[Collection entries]
^^^^
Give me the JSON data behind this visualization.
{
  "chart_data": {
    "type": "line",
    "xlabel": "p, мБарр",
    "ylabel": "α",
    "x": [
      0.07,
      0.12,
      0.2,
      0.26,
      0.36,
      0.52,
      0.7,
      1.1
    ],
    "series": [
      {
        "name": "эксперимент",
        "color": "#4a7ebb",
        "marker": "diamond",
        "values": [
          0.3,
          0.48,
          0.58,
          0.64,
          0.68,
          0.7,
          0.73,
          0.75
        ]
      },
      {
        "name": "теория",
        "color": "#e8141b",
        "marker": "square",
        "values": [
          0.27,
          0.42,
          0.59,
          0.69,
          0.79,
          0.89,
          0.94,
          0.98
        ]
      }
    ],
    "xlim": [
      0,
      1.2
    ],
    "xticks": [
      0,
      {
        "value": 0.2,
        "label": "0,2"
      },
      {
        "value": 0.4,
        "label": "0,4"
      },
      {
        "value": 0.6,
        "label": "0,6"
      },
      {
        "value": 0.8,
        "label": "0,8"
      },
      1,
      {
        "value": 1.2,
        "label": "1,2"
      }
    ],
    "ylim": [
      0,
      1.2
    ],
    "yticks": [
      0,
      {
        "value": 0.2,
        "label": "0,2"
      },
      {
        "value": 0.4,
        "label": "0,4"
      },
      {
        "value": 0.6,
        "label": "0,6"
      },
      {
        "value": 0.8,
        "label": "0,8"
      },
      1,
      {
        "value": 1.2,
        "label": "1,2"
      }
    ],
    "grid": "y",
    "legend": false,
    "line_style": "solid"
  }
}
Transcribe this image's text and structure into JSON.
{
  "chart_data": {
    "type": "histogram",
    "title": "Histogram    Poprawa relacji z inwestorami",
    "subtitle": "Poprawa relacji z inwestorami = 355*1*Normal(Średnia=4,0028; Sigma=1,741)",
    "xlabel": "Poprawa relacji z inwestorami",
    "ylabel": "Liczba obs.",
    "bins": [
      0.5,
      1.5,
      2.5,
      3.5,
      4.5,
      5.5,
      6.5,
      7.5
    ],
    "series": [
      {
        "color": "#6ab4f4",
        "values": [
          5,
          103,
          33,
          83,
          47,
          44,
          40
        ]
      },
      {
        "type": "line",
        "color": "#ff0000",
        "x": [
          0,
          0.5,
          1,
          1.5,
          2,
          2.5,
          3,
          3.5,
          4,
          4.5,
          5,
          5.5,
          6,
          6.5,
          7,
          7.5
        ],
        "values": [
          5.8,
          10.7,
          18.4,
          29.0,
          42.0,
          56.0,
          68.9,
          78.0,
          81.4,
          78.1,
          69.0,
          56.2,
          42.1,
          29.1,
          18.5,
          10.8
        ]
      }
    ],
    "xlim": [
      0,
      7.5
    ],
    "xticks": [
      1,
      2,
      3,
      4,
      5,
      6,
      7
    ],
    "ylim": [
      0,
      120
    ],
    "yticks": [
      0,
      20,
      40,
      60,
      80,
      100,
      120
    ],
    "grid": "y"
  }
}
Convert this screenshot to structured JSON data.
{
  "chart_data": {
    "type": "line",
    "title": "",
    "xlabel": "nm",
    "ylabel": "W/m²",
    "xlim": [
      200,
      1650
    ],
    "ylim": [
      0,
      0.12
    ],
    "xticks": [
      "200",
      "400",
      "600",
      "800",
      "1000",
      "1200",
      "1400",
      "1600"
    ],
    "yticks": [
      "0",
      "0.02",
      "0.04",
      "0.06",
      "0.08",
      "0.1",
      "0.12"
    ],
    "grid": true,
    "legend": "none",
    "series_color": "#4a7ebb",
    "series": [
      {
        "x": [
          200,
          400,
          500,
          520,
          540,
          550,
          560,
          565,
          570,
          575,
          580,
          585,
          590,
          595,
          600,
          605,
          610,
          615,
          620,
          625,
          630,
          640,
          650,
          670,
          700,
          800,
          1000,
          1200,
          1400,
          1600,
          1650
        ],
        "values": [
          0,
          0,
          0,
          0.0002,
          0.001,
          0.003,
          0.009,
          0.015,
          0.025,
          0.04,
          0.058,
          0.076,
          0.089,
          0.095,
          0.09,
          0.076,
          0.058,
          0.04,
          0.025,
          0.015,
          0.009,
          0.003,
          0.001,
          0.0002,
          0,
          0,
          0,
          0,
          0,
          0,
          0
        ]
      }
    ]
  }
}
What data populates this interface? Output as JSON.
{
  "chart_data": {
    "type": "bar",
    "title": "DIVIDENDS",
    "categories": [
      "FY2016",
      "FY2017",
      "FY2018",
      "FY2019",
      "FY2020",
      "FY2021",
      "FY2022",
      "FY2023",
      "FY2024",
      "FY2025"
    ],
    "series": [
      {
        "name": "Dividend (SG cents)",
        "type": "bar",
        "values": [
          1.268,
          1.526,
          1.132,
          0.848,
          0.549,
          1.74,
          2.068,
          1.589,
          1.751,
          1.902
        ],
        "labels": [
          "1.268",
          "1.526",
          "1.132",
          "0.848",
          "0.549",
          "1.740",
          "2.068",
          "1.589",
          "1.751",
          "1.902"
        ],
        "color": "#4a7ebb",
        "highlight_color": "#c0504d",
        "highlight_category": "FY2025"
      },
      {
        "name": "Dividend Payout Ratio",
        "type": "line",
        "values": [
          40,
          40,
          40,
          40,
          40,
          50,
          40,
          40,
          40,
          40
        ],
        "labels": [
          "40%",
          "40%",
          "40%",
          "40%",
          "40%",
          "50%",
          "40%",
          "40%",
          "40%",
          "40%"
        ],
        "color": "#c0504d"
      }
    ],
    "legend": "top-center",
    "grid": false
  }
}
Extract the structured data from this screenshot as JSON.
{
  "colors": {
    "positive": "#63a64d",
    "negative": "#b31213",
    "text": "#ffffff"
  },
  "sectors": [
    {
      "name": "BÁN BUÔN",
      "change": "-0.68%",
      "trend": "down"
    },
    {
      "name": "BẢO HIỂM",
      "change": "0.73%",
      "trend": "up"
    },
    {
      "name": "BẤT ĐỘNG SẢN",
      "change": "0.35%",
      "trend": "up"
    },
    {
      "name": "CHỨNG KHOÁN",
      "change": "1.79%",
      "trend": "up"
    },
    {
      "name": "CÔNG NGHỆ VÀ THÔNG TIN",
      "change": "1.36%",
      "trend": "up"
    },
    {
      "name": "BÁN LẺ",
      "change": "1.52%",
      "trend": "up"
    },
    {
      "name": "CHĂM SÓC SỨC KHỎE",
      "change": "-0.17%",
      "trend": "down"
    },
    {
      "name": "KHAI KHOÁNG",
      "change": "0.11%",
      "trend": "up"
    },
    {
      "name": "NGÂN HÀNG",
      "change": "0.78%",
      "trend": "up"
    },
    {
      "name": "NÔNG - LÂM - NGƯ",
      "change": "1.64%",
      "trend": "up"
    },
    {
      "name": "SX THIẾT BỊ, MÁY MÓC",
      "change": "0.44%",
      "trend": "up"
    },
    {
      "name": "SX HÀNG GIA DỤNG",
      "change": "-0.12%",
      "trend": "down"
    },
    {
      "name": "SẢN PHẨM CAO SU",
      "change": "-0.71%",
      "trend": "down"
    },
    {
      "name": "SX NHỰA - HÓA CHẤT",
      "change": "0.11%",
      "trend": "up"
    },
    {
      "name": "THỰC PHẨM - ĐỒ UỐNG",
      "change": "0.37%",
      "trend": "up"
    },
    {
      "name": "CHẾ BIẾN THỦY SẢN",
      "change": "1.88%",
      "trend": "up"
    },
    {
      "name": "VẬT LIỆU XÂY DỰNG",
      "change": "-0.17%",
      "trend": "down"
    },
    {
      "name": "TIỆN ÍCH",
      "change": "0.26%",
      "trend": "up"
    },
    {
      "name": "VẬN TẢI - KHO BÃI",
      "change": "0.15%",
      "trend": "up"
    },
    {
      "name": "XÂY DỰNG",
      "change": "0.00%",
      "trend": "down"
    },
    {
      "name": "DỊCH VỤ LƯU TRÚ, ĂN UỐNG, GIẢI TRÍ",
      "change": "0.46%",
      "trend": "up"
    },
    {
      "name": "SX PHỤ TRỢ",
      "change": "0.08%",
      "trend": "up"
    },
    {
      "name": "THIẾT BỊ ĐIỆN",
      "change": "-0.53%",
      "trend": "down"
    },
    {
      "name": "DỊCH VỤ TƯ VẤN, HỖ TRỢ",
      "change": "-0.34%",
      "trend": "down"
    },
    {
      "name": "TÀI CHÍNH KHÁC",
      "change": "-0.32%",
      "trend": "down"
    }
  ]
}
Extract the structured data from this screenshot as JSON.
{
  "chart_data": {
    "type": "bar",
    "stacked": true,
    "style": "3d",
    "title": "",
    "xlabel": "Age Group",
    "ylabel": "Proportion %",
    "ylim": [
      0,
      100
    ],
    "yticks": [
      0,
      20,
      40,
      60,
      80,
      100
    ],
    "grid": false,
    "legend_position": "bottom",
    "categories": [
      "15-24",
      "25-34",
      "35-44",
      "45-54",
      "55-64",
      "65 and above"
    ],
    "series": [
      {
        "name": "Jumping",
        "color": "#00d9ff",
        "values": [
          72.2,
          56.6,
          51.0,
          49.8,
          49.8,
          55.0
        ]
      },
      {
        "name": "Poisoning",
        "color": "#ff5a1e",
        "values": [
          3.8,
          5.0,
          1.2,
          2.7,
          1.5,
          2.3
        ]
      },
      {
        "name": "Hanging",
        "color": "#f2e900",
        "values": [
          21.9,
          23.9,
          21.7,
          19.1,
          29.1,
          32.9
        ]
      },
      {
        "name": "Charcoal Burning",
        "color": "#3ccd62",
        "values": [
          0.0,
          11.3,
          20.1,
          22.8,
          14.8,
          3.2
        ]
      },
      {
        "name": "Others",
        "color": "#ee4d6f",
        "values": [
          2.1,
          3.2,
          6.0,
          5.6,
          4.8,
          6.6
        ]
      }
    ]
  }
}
^^^^
WHAT YOU SHOULD DO: Report how many lines of the records above contain the word "inwestorami", and give only that number.

TASK RESPONSE: 3